Figure data in JSON:
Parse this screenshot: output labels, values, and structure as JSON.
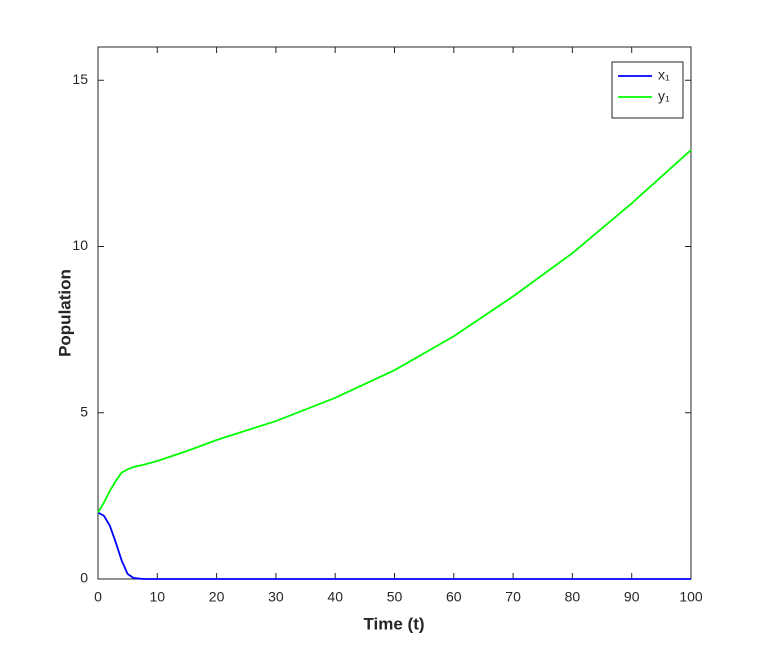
{
  "chart_data": {
    "type": "line",
    "xlabel": "Time (t)",
    "ylabel": "Population",
    "x": [
      0,
      1,
      2,
      3,
      4,
      5,
      6,
      7,
      8,
      10,
      15,
      20,
      30,
      40,
      50,
      60,
      70,
      80,
      90,
      100
    ],
    "series": [
      {
        "name": "x₁",
        "color": "#0000ff",
        "values": [
          2,
          1.9,
          1.6,
          1.1,
          0.55,
          0.15,
          0.03,
          0.01,
          0,
          0,
          0,
          0,
          0,
          0,
          0,
          0,
          0,
          0,
          0,
          0
        ]
      },
      {
        "name": "y₁",
        "color": "#00ff00",
        "values": [
          2,
          2.3,
          2.65,
          2.95,
          3.2,
          3.3,
          3.37,
          3.41,
          3.45,
          3.55,
          3.85,
          4.18,
          4.75,
          5.45,
          6.28,
          7.3,
          8.5,
          9.8,
          11.3,
          12.9
        ]
      }
    ],
    "xlim": [
      0,
      100
    ],
    "xticks": [
      0,
      10,
      20,
      30,
      40,
      50,
      60,
      70,
      80,
      90,
      100
    ],
    "ylim": [
      0,
      16
    ],
    "yticks": [
      0,
      5,
      10,
      15
    ],
    "grid": false,
    "legend": "top-right"
  }
}
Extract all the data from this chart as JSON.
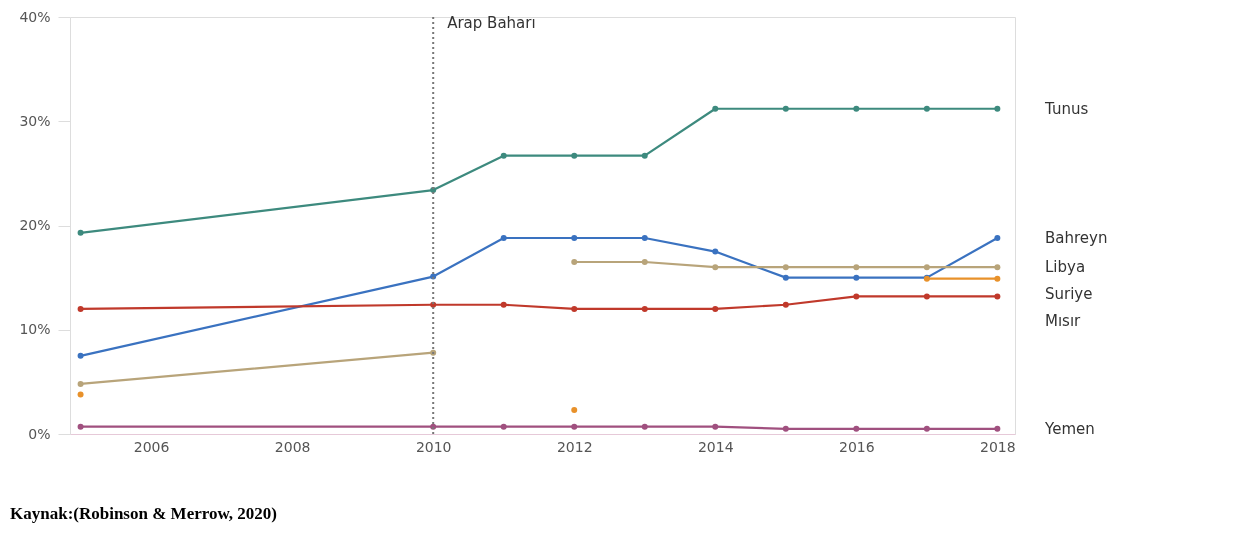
{
  "chart_data": {
    "type": "line",
    "series": [
      {
        "name": "Tunus",
        "color": "#3d8a7e",
        "x": [
          2005,
          2010,
          2011,
          2012,
          2013,
          2014,
          2015,
          2016,
          2017,
          2018
        ],
        "values": [
          19.3,
          23.4,
          26.7,
          26.7,
          26.7,
          31.2,
          31.2,
          31.2,
          31.2,
          31.2
        ]
      },
      {
        "name": "Bahreyn",
        "color": "#3a72c0",
        "x": [
          2005,
          2010,
          2011,
          2012,
          2013,
          2014,
          2015,
          2016,
          2017,
          2018
        ],
        "values": [
          7.5,
          15.1,
          18.8,
          18.8,
          18.8,
          17.5,
          15.0,
          15.0,
          15.0,
          18.8
        ]
      },
      {
        "name": "Libya",
        "color": "#b8a47a",
        "x": [
          2005,
          2010,
          2011,
          2012,
          2013,
          2014,
          2015,
          2016,
          2017,
          2018
        ],
        "values": [
          4.8,
          7.8,
          null,
          16.5,
          16.5,
          16.0,
          16.0,
          16.0,
          16.0,
          16.0
        ]
      },
      {
        "name": "Mısır",
        "color": "#c0392b",
        "x": [
          2005,
          2010,
          2011,
          2012,
          2013,
          2014,
          2015,
          2016,
          2017,
          2018
        ],
        "values": [
          12.0,
          12.4,
          12.4,
          12.0,
          12.0,
          12.0,
          12.4,
          13.2,
          13.2,
          13.2
        ]
      },
      {
        "name": "Suriye",
        "color": "#e8912a",
        "x": [
          2005,
          2010,
          2011,
          2012,
          2013,
          2014,
          2015,
          2016,
          2017,
          2018
        ],
        "values": [
          3.8,
          null,
          null,
          2.3,
          null,
          null,
          null,
          null,
          14.9,
          14.9
        ]
      },
      {
        "name": "Yemen",
        "color": "#a0507f",
        "x": [
          2005,
          2010,
          2011,
          2012,
          2013,
          2014,
          2015,
          2016,
          2017,
          2018
        ],
        "values": [
          0.7,
          0.7,
          0.7,
          0.7,
          0.7,
          0.7,
          0.5,
          0.5,
          0.5,
          0.5
        ]
      }
    ],
    "xlim": [
      2004.85,
      2018.25
    ],
    "xticks": [
      2006,
      2008,
      2010,
      2012,
      2014,
      2016,
      2018
    ],
    "ylim": [
      0,
      40
    ],
    "yticks": [
      {
        "value": 0,
        "label": "0%"
      },
      {
        "value": 10,
        "label": "10%"
      },
      {
        "value": 20,
        "label": "20%"
      },
      {
        "value": 30,
        "label": "30%"
      },
      {
        "value": 40,
        "label": "40%"
      }
    ],
    "ref_lines": [
      {
        "axis": "x",
        "value": 2010,
        "label": "Arap Baharı",
        "color": "#777777",
        "line_style": "dotted"
      }
    ],
    "annotations": [
      "Kaynak:(Robinson & Merrow, 2020)"
    ],
    "marker": "circle",
    "line_style": "solid",
    "grid": false
  }
}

> WHAT IS EXPECTED
Every record gets retyped exactly; no picture goes into the copy.

> TASK ANSWER
Parse this screenshot: output labels, values, and structure as JSON.
{
  "chart_data": {
    "type": "line",
    "xlabel": "Time (t)",
    "ylabel": "Population",
    "x": [
      0,
      1,
      2,
      3,
      4,
      5,
      6,
      7,
      8,
      10,
      15,
      20,
      30,
      40,
      50,
      60,
      70,
      80,
      90,
      100
    ],
    "series": [
      {
        "name": "x₁",
        "color": "#0000ff",
        "values": [
          2,
          1.9,
          1.6,
          1.1,
          0.55,
          0.15,
          0.03,
          0.01,
          0,
          0,
          0,
          0,
          0,
          0,
          0,
          0,
          0,
          0,
          0,
          0
        ]
      },
      {
        "name": "y₁",
        "color": "#00ff00",
        "values": [
          2,
          2.3,
          2.65,
          2.95,
          3.2,
          3.3,
          3.37,
          3.41,
          3.45,
          3.55,
          3.85,
          4.18,
          4.75,
          5.45,
          6.28,
          7.3,
          8.5,
          9.8,
          11.3,
          12.9
        ]
      }
    ],
    "xlim": [
      0,
      100
    ],
    "xticks": [
      0,
      10,
      20,
      30,
      40,
      50,
      60,
      70,
      80,
      90,
      100
    ],
    "ylim": [
      0,
      16
    ],
    "yticks": [
      0,
      5,
      10,
      15
    ],
    "grid": false,
    "legend": "top-right"
  }
}
Extract all the data from this chart as JSON.
{
  "chart_data": {
    "type": "line",
    "series": [
      {
        "name": "Tunus",
        "color": "#3d8a7e",
        "x": [
          2005,
          2010,
          2011,
          2012,
          2013,
          2014,
          2015,
          2016,
          2017,
          2018
        ],
        "values": [
          19.3,
          23.4,
          26.7,
          26.7,
          26.7,
          31.2,
          31.2,
          31.2,
          31.2,
          31.2
        ]
      },
      {
        "name": "Bahreyn",
        "color": "#3a72c0",
        "x": [
          2005,
          2010,
          2011,
          2012,
          2013,
          2014,
          2015,
          2016,
          2017,
          2018
        ],
        "values": [
          7.5,
          15.1,
          18.8,
          18.8,
          18.8,
          17.5,
          15.0,
          15.0,
          15.0,
          18.8
        ]
      },
      {
        "name": "Libya",
        "color": "#b8a47a",
        "x": [
          2005,
          2010,
          2011,
          2012,
          2013,
          2014,
          2015,
          2016,
          2017,
          2018
        ],
        "values": [
          4.8,
          7.8,
          null,
          16.5,
          16.5,
          16.0,
          16.0,
          16.0,
          16.0,
          16.0
        ]
      },
      {
        "name": "Mısır",
        "color": "#c0392b",
        "x": [
          2005,
          2010,
          2011,
          2012,
          2013,
          2014,
          2015,
          2016,
          2017,
          2018
        ],
        "values": [
          12.0,
          12.4,
          12.4,
          12.0,
          12.0,
          12.0,
          12.4,
          13.2,
          13.2,
          13.2
        ]
      },
      {
        "name": "Suriye",
        "color": "#e8912a",
        "x": [
          2005,
          2010,
          2011,
          2012,
          2013,
          2014,
          2015,
          2016,
          2017,
          2018
        ],
        "values": [
          3.8,
          null,
          null,
          2.3,
          null,
          null,
          null,
          null,
          14.9,
          14.9
        ]
      },
      {
        "name": "Yemen",
        "color": "#a0507f",
        "x": [
          2005,
          2010,
          2011,
          2012,
          2013,
          2014,
          2015,
          2016,
          2017,
          2018
        ],
        "values": [
          0.7,
          0.7,
          0.7,
          0.7,
          0.7,
          0.7,
          0.5,
          0.5,
          0.5,
          0.5
        ]
      }
    ],
    "xlim": [
      2004.85,
      2018.25
    ],
    "xticks": [
      2006,
      2008,
      2010,
      2012,
      2014,
      2016,
      2018
    ],
    "ylim": [
      0,
      40
    ],
    "yticks": [
      {
        "value": 0,
        "label": "0%"
      },
      {
        "value": 10,
        "label": "10%"
      },
      {
        "value": 20,
        "label": "20%"
      },
      {
        "value": 30,
        "label": "30%"
      },
      {
        "value": 40,
        "label": "40%"
      }
    ],
    "ref_lines": [
      {
        "axis": "x",
        "value": 2010,
        "label": "Arap Baharı",
        "color": "#777777",
        "line_style": "dotted"
      }
    ],
    "annotations": [
      "Kaynak:(Robinson & Merrow, 2020)"
    ],
    "marker": "circle",
    "line_style": "solid",
    "grid": false
  }
}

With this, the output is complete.